**Task instructions**:
Set down every entry word for word. Omit the pictures.

**Excerpted records**:
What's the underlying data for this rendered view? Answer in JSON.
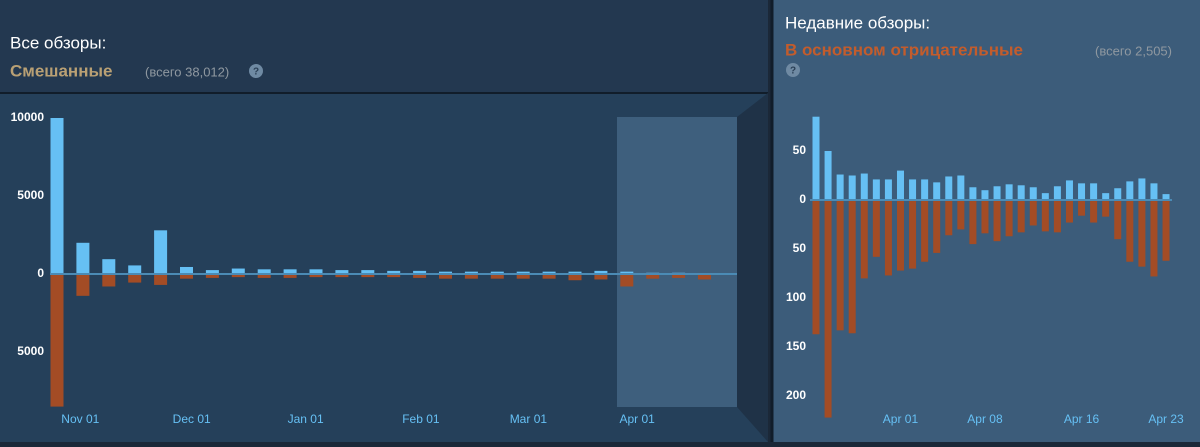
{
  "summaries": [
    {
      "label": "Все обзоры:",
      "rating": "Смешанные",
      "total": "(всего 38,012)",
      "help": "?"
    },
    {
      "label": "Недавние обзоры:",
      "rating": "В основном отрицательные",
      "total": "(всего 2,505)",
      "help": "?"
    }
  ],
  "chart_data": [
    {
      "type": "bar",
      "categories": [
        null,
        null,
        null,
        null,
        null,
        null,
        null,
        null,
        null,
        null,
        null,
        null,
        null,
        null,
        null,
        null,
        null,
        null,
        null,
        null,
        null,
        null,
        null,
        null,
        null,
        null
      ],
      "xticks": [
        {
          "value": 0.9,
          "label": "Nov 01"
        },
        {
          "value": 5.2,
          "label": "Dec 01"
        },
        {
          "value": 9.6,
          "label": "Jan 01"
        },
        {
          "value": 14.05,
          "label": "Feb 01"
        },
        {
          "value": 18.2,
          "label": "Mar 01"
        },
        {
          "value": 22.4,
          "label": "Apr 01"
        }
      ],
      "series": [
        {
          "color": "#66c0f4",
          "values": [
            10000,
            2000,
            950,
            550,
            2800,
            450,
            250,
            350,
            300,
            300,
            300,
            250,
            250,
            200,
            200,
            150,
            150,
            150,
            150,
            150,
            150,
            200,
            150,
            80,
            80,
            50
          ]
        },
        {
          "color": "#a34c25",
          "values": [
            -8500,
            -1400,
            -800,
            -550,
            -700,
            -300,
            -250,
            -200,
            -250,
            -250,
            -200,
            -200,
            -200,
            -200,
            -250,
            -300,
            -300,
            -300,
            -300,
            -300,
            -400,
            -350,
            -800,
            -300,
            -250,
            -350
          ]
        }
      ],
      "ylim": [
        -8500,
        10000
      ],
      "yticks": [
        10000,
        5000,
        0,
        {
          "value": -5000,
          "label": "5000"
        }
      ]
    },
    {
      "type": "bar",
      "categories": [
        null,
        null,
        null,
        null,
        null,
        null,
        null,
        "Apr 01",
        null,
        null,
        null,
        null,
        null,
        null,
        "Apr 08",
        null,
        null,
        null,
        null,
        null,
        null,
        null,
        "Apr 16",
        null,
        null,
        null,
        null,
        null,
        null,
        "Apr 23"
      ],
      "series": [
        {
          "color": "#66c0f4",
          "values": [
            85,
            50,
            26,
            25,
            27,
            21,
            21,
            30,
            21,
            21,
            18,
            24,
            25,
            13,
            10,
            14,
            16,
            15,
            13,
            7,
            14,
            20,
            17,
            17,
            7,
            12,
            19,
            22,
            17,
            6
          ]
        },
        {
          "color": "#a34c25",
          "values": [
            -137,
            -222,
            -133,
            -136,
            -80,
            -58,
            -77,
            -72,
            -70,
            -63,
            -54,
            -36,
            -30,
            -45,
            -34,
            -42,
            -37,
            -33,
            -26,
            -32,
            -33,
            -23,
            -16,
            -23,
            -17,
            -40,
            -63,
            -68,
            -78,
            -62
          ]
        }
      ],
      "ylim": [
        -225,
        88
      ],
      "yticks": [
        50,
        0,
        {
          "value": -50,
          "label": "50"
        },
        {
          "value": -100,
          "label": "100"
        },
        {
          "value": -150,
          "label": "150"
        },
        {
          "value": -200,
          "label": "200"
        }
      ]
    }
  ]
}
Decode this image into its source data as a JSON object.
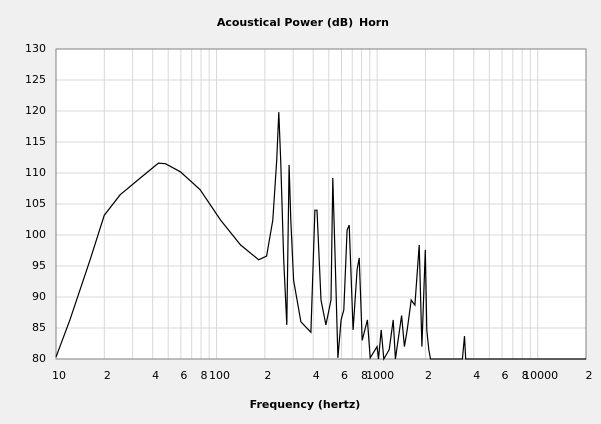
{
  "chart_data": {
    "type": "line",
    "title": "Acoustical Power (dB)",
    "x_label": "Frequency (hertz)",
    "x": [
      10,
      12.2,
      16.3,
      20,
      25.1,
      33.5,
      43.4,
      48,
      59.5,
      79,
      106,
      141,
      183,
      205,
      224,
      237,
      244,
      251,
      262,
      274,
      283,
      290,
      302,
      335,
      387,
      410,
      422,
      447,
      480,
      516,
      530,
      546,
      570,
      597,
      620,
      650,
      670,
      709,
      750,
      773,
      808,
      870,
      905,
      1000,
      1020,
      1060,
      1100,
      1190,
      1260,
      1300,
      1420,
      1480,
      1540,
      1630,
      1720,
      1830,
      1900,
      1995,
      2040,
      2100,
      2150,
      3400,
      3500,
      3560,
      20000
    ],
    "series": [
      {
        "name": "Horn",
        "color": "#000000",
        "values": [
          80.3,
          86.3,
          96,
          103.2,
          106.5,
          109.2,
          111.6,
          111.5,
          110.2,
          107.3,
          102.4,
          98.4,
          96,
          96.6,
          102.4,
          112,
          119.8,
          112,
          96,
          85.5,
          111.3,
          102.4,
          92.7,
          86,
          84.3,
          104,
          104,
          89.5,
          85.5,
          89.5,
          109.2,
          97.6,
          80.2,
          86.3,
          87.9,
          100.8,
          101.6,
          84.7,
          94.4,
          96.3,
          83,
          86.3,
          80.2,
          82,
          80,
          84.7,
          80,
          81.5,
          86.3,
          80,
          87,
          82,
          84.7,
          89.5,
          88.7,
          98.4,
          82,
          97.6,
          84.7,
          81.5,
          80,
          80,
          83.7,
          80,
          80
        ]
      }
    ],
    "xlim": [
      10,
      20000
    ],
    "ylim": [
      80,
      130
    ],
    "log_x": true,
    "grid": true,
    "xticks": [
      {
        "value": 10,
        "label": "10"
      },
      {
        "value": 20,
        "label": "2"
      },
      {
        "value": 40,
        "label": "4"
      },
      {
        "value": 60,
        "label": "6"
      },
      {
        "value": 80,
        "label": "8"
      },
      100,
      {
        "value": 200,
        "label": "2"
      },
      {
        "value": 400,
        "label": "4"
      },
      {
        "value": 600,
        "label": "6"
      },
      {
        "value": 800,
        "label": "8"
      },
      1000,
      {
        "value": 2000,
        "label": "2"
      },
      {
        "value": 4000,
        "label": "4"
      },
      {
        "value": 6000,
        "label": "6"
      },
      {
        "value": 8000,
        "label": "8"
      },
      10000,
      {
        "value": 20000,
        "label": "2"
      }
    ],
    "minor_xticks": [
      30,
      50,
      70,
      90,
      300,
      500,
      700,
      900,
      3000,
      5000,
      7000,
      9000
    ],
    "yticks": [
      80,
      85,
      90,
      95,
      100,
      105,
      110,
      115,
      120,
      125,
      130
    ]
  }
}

**Output of the exercise**:
What's the underlying data for this rendered view? Answer in JSON.
{
  "summaries": [
    {
      "label": "Все обзоры:",
      "rating": "Смешанные",
      "total": "(всего 38,012)",
      "help": "?"
    },
    {
      "label": "Недавние обзоры:",
      "rating": "В основном отрицательные",
      "total": "(всего 2,505)",
      "help": "?"
    }
  ],
  "chart_data": [
    {
      "type": "bar",
      "categories": [
        null,
        null,
        null,
        null,
        null,
        null,
        null,
        null,
        null,
        null,
        null,
        null,
        null,
        null,
        null,
        null,
        null,
        null,
        null,
        null,
        null,
        null,
        null,
        null,
        null,
        null
      ],
      "xticks": [
        {
          "value": 0.9,
          "label": "Nov 01"
        },
        {
          "value": 5.2,
          "label": "Dec 01"
        },
        {
          "value": 9.6,
          "label": "Jan 01"
        },
        {
          "value": 14.05,
          "label": "Feb 01"
        },
        {
          "value": 18.2,
          "label": "Mar 01"
        },
        {
          "value": 22.4,
          "label": "Apr 01"
        }
      ],
      "series": [
        {
          "color": "#66c0f4",
          "values": [
            10000,
            2000,
            950,
            550,
            2800,
            450,
            250,
            350,
            300,
            300,
            300,
            250,
            250,
            200,
            200,
            150,
            150,
            150,
            150,
            150,
            150,
            200,
            150,
            80,
            80,
            50
          ]
        },
        {
          "color": "#a34c25",
          "values": [
            -8500,
            -1400,
            -800,
            -550,
            -700,
            -300,
            -250,
            -200,
            -250,
            -250,
            -200,
            -200,
            -200,
            -200,
            -250,
            -300,
            -300,
            -300,
            -300,
            -300,
            -400,
            -350,
            -800,
            -300,
            -250,
            -350
          ]
        }
      ],
      "ylim": [
        -8500,
        10000
      ],
      "yticks": [
        10000,
        5000,
        0,
        {
          "value": -5000,
          "label": "5000"
        }
      ]
    },
    {
      "type": "bar",
      "categories": [
        null,
        null,
        null,
        null,
        null,
        null,
        null,
        "Apr 01",
        null,
        null,
        null,
        null,
        null,
        null,
        "Apr 08",
        null,
        null,
        null,
        null,
        null,
        null,
        null,
        "Apr 16",
        null,
        null,
        null,
        null,
        null,
        null,
        "Apr 23"
      ],
      "series": [
        {
          "color": "#66c0f4",
          "values": [
            85,
            50,
            26,
            25,
            27,
            21,
            21,
            30,
            21,
            21,
            18,
            24,
            25,
            13,
            10,
            14,
            16,
            15,
            13,
            7,
            14,
            20,
            17,
            17,
            7,
            12,
            19,
            22,
            17,
            6
          ]
        },
        {
          "color": "#a34c25",
          "values": [
            -137,
            -222,
            -133,
            -136,
            -80,
            -58,
            -77,
            -72,
            -70,
            -63,
            -54,
            -36,
            -30,
            -45,
            -34,
            -42,
            -37,
            -33,
            -26,
            -32,
            -33,
            -23,
            -16,
            -23,
            -17,
            -40,
            -63,
            -68,
            -78,
            -62
          ]
        }
      ],
      "ylim": [
        -225,
        88
      ],
      "yticks": [
        50,
        0,
        {
          "value": -50,
          "label": "50"
        },
        {
          "value": -100,
          "label": "100"
        },
        {
          "value": -150,
          "label": "150"
        },
        {
          "value": -200,
          "label": "200"
        }
      ]
    }
  ]
}
Decode this image into its source data as a JSON object.
{
  "chart_data": {
    "type": "line",
    "title": "Acoustical Power (dB)",
    "x_label": "Frequency (hertz)",
    "x": [
      10,
      12.2,
      16.3,
      20,
      25.1,
      33.5,
      43.4,
      48,
      59.5,
      79,
      106,
      141,
      183,
      205,
      224,
      237,
      244,
      251,
      262,
      274,
      283,
      290,
      302,
      335,
      387,
      410,
      422,
      447,
      480,
      516,
      530,
      546,
      570,
      597,
      620,
      650,
      670,
      709,
      750,
      773,
      808,
      870,
      905,
      1000,
      1020,
      1060,
      1100,
      1190,
      1260,
      1300,
      1420,
      1480,
      1540,
      1630,
      1720,
      1830,
      1900,
      1995,
      2040,
      2100,
      2150,
      3400,
      3500,
      3560,
      20000
    ],
    "series": [
      {
        "name": "Horn",
        "color": "#000000",
        "values": [
          80.3,
          86.3,
          96,
          103.2,
          106.5,
          109.2,
          111.6,
          111.5,
          110.2,
          107.3,
          102.4,
          98.4,
          96,
          96.6,
          102.4,
          112,
          119.8,
          112,
          96,
          85.5,
          111.3,
          102.4,
          92.7,
          86,
          84.3,
          104,
          104,
          89.5,
          85.5,
          89.5,
          109.2,
          97.6,
          80.2,
          86.3,
          87.9,
          100.8,
          101.6,
          84.7,
          94.4,
          96.3,
          83,
          86.3,
          80.2,
          82,
          80,
          84.7,
          80,
          81.5,
          86.3,
          80,
          87,
          82,
          84.7,
          89.5,
          88.7,
          98.4,
          82,
          97.6,
          84.7,
          81.5,
          80,
          80,
          83.7,
          80,
          80
        ]
      }
    ],
    "xlim": [
      10,
      20000
    ],
    "ylim": [
      80,
      130
    ],
    "log_x": true,
    "grid": true,
    "xticks": [
      {
        "value": 10,
        "label": "10"
      },
      {
        "value": 20,
        "label": "2"
      },
      {
        "value": 40,
        "label": "4"
      },
      {
        "value": 60,
        "label": "6"
      },
      {
        "value": 80,
        "label": "8"
      },
      100,
      {
        "value": 200,
        "label": "2"
      },
      {
        "value": 400,
        "label": "4"
      },
      {
        "value": 600,
        "label": "6"
      },
      {
        "value": 800,
        "label": "8"
      },
      1000,
      {
        "value": 2000,
        "label": "2"
      },
      {
        "value": 4000,
        "label": "4"
      },
      {
        "value": 6000,
        "label": "6"
      },
      {
        "value": 8000,
        "label": "8"
      },
      10000,
      {
        "value": 20000,
        "label": "2"
      }
    ],
    "minor_xticks": [
      30,
      50,
      70,
      90,
      300,
      500,
      700,
      900,
      3000,
      5000,
      7000,
      9000
    ],
    "yticks": [
      80,
      85,
      90,
      95,
      100,
      105,
      110,
      115,
      120,
      125,
      130
    ]
  }
}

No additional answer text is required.